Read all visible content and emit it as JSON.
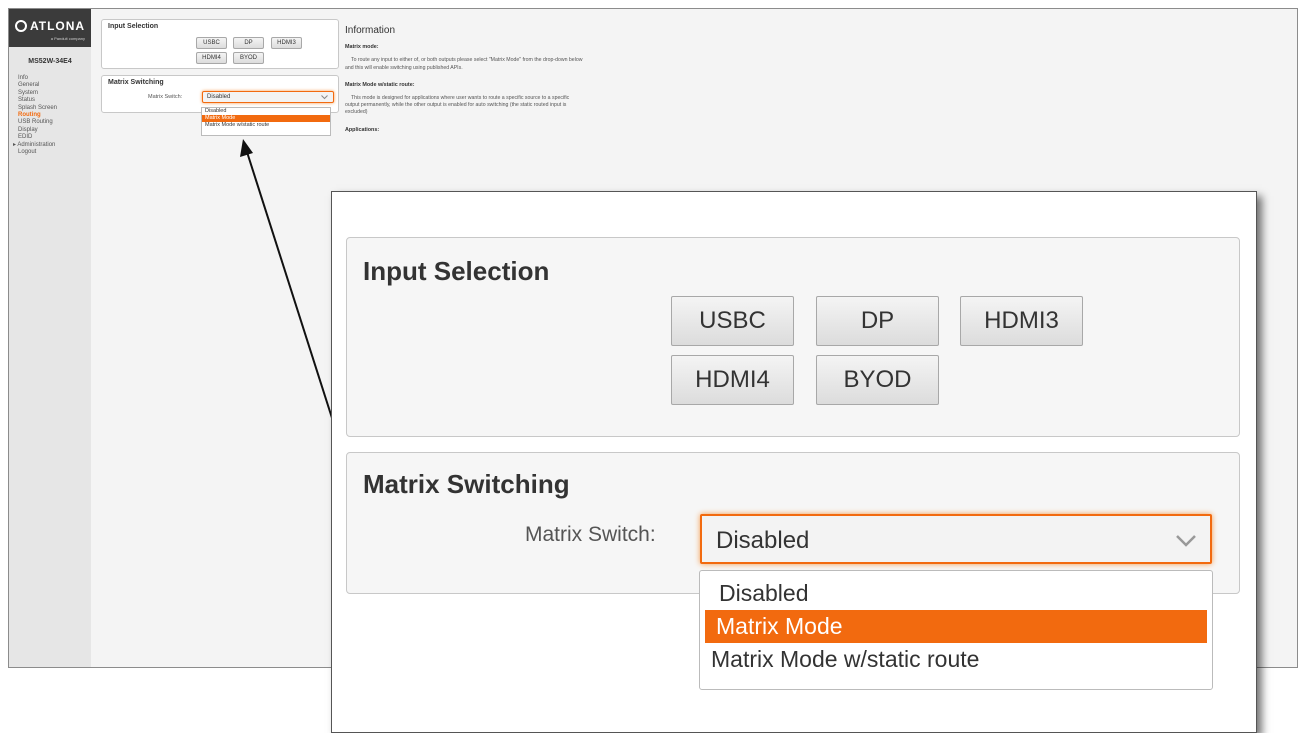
{
  "brand": {
    "name": "ATLONA",
    "tagline": "a Panduit company"
  },
  "device": {
    "name": "MS52W-34E4"
  },
  "nav": [
    {
      "label": "Info"
    },
    {
      "label": "General"
    },
    {
      "label": "System"
    },
    {
      "label": "Status"
    },
    {
      "label": "Splash Screen"
    },
    {
      "label": "Routing",
      "active": true
    },
    {
      "label": "USB Routing"
    },
    {
      "label": "Display"
    },
    {
      "label": "EDID"
    },
    {
      "label": "▸ Administration"
    },
    {
      "label": "Logout"
    }
  ],
  "input_selection": {
    "title": "Input Selection",
    "buttons": [
      "USBC",
      "DP",
      "HDMI3",
      "HDMI4",
      "BYOD"
    ]
  },
  "matrix_switching": {
    "title": "Matrix Switching",
    "label": "Matrix Switch:",
    "selected": "Disabled",
    "options": [
      "Disabled",
      "Matrix Mode",
      "Matrix Mode w/static route"
    ],
    "highlighted": "Matrix Mode"
  },
  "information": {
    "title": "Information",
    "matrix_mode_heading": "Matrix mode:",
    "matrix_mode_text": "To route any input to either of, or both outputs please select \"Matrix Mode\" from the drop-down below and this will enable switching using published APIs.",
    "static_heading": "Matrix Mode w/static route:",
    "static_text": "This mode is designed for applications where user wants to route a specific source to a specific output permanently, while the other output is enabled for auto switching (the static routed input is excluded)",
    "applications_heading": "Applications:"
  },
  "colors": {
    "accent": "#f26a0f",
    "sidebar": "#e6e6e6",
    "logo_bar": "#3b3b3b"
  },
  "icons": {
    "dropdown": "chevron-down-icon",
    "logo": "atlona-logo-icon",
    "callout": "callout-arrow"
  }
}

□ □ □

• **The request**
Reproduce the material above in full, exactly, with no images.

• **Exercise result**
Read all visible content and emit it as JSON.
{
  "brand": {
    "name": "ATLONA",
    "tagline": "a Panduit company"
  },
  "device": {
    "name": "MS52W-34E4"
  },
  "nav": [
    {
      "label": "Info"
    },
    {
      "label": "General"
    },
    {
      "label": "System"
    },
    {
      "label": "Status"
    },
    {
      "label": "Splash Screen"
    },
    {
      "label": "Routing",
      "active": true
    },
    {
      "label": "USB Routing"
    },
    {
      "label": "Display"
    },
    {
      "label": "EDID"
    },
    {
      "label": "▸ Administration"
    },
    {
      "label": "Logout"
    }
  ],
  "input_selection": {
    "title": "Input Selection",
    "buttons": [
      "USBC",
      "DP",
      "HDMI3",
      "HDMI4",
      "BYOD"
    ]
  },
  "matrix_switching": {
    "title": "Matrix Switching",
    "label": "Matrix Switch:",
    "selected": "Disabled",
    "options": [
      "Disabled",
      "Matrix Mode",
      "Matrix Mode w/static route"
    ],
    "highlighted": "Matrix Mode"
  },
  "information": {
    "title": "Information",
    "matrix_mode_heading": "Matrix mode:",
    "matrix_mode_text": "To route any input to either of, or both outputs please select \"Matrix Mode\" from the drop-down below and this will enable switching using published APIs.",
    "static_heading": "Matrix Mode w/static route:",
    "static_text": "This mode is designed for applications where user wants to route a specific source to a specific output permanently, while the other output is enabled for auto switching (the static routed input is excluded)",
    "applications_heading": "Applications:"
  },
  "colors": {
    "accent": "#f26a0f",
    "sidebar": "#e6e6e6",
    "logo_bar": "#3b3b3b"
  },
  "icons": {
    "dropdown": "chevron-down-icon",
    "logo": "atlona-logo-icon",
    "callout": "callout-arrow"
  }
}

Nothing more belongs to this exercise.